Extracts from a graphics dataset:
%%
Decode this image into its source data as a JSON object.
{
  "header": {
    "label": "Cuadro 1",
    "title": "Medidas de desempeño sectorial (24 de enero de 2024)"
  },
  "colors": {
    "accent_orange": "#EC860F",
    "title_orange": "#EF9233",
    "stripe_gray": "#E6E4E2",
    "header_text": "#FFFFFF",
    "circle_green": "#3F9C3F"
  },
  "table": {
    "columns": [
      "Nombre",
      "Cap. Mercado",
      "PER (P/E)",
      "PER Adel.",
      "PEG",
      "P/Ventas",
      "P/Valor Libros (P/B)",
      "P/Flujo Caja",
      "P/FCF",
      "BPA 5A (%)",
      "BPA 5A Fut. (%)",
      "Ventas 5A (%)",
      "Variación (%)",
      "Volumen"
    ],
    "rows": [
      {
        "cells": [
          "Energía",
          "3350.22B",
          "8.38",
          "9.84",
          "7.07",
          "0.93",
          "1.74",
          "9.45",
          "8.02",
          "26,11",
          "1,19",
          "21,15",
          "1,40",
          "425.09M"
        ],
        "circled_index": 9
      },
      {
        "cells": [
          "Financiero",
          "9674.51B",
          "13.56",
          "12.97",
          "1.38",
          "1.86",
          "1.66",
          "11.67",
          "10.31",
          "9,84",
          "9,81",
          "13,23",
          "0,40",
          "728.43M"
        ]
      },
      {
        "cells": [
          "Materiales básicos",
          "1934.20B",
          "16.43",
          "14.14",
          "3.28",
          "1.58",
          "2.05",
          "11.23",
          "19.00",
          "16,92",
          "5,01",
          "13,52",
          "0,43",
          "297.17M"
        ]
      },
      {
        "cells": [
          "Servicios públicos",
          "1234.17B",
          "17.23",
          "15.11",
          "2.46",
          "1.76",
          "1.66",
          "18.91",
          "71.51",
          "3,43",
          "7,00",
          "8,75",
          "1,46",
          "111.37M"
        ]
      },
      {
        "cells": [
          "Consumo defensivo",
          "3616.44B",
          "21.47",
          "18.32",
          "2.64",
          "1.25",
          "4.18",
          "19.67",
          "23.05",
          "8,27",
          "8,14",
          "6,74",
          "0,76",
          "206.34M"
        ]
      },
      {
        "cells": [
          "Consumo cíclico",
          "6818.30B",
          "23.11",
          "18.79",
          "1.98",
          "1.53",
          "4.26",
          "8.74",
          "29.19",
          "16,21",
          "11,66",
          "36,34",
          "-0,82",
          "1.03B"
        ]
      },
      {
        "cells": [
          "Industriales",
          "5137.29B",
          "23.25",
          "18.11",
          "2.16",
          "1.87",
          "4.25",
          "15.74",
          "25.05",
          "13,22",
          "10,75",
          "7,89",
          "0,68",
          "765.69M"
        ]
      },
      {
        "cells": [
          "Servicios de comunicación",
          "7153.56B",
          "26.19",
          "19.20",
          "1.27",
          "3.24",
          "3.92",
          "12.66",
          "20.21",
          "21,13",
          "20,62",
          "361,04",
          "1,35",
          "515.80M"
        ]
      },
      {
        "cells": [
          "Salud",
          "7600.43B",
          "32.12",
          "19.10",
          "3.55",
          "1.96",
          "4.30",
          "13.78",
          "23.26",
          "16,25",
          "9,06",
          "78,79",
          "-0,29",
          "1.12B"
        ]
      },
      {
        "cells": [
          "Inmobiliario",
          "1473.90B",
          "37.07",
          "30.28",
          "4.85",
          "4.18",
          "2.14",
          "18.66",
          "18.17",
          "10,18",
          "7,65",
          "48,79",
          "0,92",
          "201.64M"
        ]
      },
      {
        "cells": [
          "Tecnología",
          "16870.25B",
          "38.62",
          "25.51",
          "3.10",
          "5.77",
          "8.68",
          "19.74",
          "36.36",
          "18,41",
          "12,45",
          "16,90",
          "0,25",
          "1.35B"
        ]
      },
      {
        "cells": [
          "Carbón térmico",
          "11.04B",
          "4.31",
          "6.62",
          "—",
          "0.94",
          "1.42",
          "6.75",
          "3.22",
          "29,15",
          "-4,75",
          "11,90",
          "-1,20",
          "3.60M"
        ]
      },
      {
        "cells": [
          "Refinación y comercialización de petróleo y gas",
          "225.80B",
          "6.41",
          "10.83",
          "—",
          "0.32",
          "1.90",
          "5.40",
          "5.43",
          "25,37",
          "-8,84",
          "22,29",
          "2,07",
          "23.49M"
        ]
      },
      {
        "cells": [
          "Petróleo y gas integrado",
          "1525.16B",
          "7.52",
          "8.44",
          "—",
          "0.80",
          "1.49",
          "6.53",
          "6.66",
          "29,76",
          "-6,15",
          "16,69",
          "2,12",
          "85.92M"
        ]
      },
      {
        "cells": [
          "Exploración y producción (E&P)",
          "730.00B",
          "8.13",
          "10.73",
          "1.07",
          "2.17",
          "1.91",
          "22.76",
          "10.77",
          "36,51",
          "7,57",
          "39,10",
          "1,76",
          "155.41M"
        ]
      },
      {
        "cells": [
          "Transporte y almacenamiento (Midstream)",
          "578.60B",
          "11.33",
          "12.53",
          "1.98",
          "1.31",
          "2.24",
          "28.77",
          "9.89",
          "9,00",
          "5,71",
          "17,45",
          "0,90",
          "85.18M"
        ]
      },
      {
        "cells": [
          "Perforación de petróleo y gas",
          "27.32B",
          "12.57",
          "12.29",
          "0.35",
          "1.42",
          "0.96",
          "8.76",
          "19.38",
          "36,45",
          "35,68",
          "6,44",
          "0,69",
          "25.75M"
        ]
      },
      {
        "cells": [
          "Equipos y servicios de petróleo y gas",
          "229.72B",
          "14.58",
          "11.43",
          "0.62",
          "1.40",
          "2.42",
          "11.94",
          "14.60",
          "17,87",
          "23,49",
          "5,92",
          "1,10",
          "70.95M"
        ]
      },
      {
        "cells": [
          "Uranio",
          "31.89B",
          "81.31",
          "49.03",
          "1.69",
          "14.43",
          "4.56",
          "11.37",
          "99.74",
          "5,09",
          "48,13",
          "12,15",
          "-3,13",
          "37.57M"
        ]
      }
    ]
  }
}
%%
All the data must be duplicated exactly, with nothing added or removed.

Result of this task:
Decode this image into its source data as a JSON object.
{
  "header": {
    "label": "Cuadro 1",
    "title": "Medidas de desempeño sectorial (24 de enero de 2024)"
  },
  "colors": {
    "accent_orange": "#EC860F",
    "title_orange": "#EF9233",
    "stripe_gray": "#E6E4E2",
    "header_text": "#FFFFFF",
    "circle_green": "#3F9C3F"
  },
  "table": {
    "columns": [
      "Nombre",
      "Cap. Mercado",
      "PER (P/E)",
      "PER Adel.",
      "PEG",
      "P/Ventas",
      "P/Valor Libros (P/B)",
      "P/Flujo Caja",
      "P/FCF",
      "BPA 5A (%)",
      "BPA 5A Fut. (%)",
      "Ventas 5A (%)",
      "Variación (%)",
      "Volumen"
    ],
    "rows": [
      {
        "cells": [
          "Energía",
          "3350.22B",
          "8.38",
          "9.84",
          "7.07",
          "0.93",
          "1.74",
          "9.45",
          "8.02",
          "26,11",
          "1,19",
          "21,15",
          "1,40",
          "425.09M"
        ],
        "circled_index": 9
      },
      {
        "cells": [
          "Financiero",
          "9674.51B",
          "13.56",
          "12.97",
          "1.38",
          "1.86",
          "1.66",
          "11.67",
          "10.31",
          "9,84",
          "9,81",
          "13,23",
          "0,40",
          "728.43M"
        ]
      },
      {
        "cells": [
          "Materiales básicos",
          "1934.20B",
          "16.43",
          "14.14",
          "3.28",
          "1.58",
          "2.05",
          "11.23",
          "19.00",
          "16,92",
          "5,01",
          "13,52",
          "0,43",
          "297.17M"
        ]
      },
      {
        "cells": [
          "Servicios públicos",
          "1234.17B",
          "17.23",
          "15.11",
          "2.46",
          "1.76",
          "1.66",
          "18.91",
          "71.51",
          "3,43",
          "7,00",
          "8,75",
          "1,46",
          "111.37M"
        ]
      },
      {
        "cells": [
          "Consumo defensivo",
          "3616.44B",
          "21.47",
          "18.32",
          "2.64",
          "1.25",
          "4.18",
          "19.67",
          "23.05",
          "8,27",
          "8,14",
          "6,74",
          "0,76",
          "206.34M"
        ]
      },
      {
        "cells": [
          "Consumo cíclico",
          "6818.30B",
          "23.11",
          "18.79",
          "1.98",
          "1.53",
          "4.26",
          "8.74",
          "29.19",
          "16,21",
          "11,66",
          "36,34",
          "-0,82",
          "1.03B"
        ]
      },
      {
        "cells": [
          "Industriales",
          "5137.29B",
          "23.25",
          "18.11",
          "2.16",
          "1.87",
          "4.25",
          "15.74",
          "25.05",
          "13,22",
          "10,75",
          "7,89",
          "0,68",
          "765.69M"
        ]
      },
      {
        "cells": [
          "Servicios de comunicación",
          "7153.56B",
          "26.19",
          "19.20",
          "1.27",
          "3.24",
          "3.92",
          "12.66",
          "20.21",
          "21,13",
          "20,62",
          "361,04",
          "1,35",
          "515.80M"
        ]
      },
      {
        "cells": [
          "Salud",
          "7600.43B",
          "32.12",
          "19.10",
          "3.55",
          "1.96",
          "4.30",
          "13.78",
          "23.26",
          "16,25",
          "9,06",
          "78,79",
          "-0,29",
          "1.12B"
        ]
      },
      {
        "cells": [
          "Inmobiliario",
          "1473.90B",
          "37.07",
          "30.28",
          "4.85",
          "4.18",
          "2.14",
          "18.66",
          "18.17",
          "10,18",
          "7,65",
          "48,79",
          "0,92",
          "201.64M"
        ]
      },
      {
        "cells": [
          "Tecnología",
          "16870.25B",
          "38.62",
          "25.51",
          "3.10",
          "5.77",
          "8.68",
          "19.74",
          "36.36",
          "18,41",
          "12,45",
          "16,90",
          "0,25",
          "1.35B"
        ]
      },
      {
        "cells": [
          "Carbón térmico",
          "11.04B",
          "4.31",
          "6.62",
          "—",
          "0.94",
          "1.42",
          "6.75",
          "3.22",
          "29,15",
          "-4,75",
          "11,90",
          "-1,20",
          "3.60M"
        ]
      },
      {
        "cells": [
          "Refinación y comercialización de petróleo y gas",
          "225.80B",
          "6.41",
          "10.83",
          "—",
          "0.32",
          "1.90",
          "5.40",
          "5.43",
          "25,37",
          "-8,84",
          "22,29",
          "2,07",
          "23.49M"
        ]
      },
      {
        "cells": [
          "Petróleo y gas integrado",
          "1525.16B",
          "7.52",
          "8.44",
          "—",
          "0.80",
          "1.49",
          "6.53",
          "6.66",
          "29,76",
          "-6,15",
          "16,69",
          "2,12",
          "85.92M"
        ]
      },
      {
        "cells": [
          "Exploración y producción (E&P)",
          "730.00B",
          "8.13",
          "10.73",
          "1.07",
          "2.17",
          "1.91",
          "22.76",
          "10.77",
          "36,51",
          "7,57",
          "39,10",
          "1,76",
          "155.41M"
        ]
      },
      {
        "cells": [
          "Transporte y almacenamiento (Midstream)",
          "578.60B",
          "11.33",
          "12.53",
          "1.98",
          "1.31",
          "2.24",
          "28.77",
          "9.89",
          "9,00",
          "5,71",
          "17,45",
          "0,90",
          "85.18M"
        ]
      },
      {
        "cells": [
          "Perforación de petróleo y gas",
          "27.32B",
          "12.57",
          "12.29",
          "0.35",
          "1.42",
          "0.96",
          "8.76",
          "19.38",
          "36,45",
          "35,68",
          "6,44",
          "0,69",
          "25.75M"
        ]
      },
      {
        "cells": [
          "Equipos y servicios de petróleo y gas",
          "229.72B",
          "14.58",
          "11.43",
          "0.62",
          "1.40",
          "2.42",
          "11.94",
          "14.60",
          "17,87",
          "23,49",
          "5,92",
          "1,10",
          "70.95M"
        ]
      },
      {
        "cells": [
          "Uranio",
          "31.89B",
          "81.31",
          "49.03",
          "1.69",
          "14.43",
          "4.56",
          "11.37",
          "99.74",
          "5,09",
          "48,13",
          "12,15",
          "-3,13",
          "37.57M"
        ]
      }
    ]
  }
}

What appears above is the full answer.